Items from a dataset
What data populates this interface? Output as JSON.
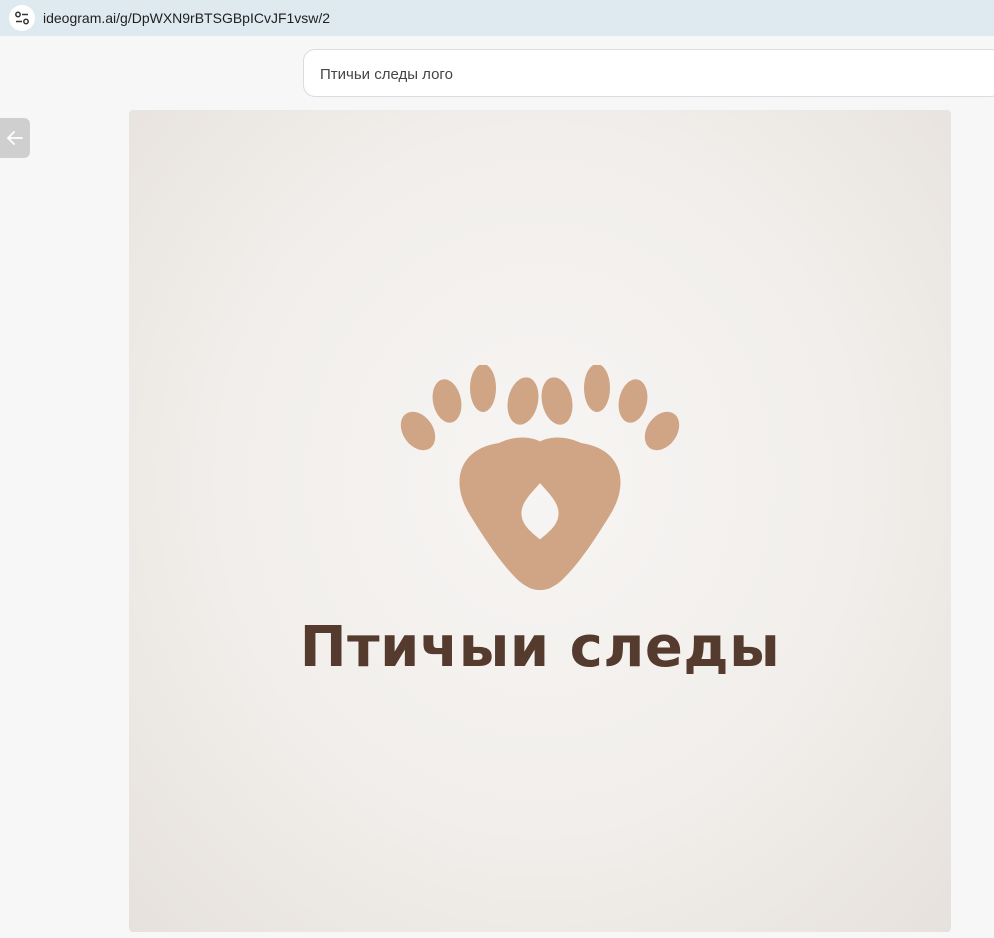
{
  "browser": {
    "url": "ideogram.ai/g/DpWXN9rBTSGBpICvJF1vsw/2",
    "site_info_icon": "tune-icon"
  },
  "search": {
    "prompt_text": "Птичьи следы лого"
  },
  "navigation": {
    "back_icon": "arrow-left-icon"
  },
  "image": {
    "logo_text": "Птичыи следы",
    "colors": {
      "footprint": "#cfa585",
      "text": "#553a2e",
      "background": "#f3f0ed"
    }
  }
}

** INSTRUCTIONS FOR THE TASK **
Find the number of lines in which the word "icon" occurs, and write nothing but that number.

** FINISHED EXERCISE **
2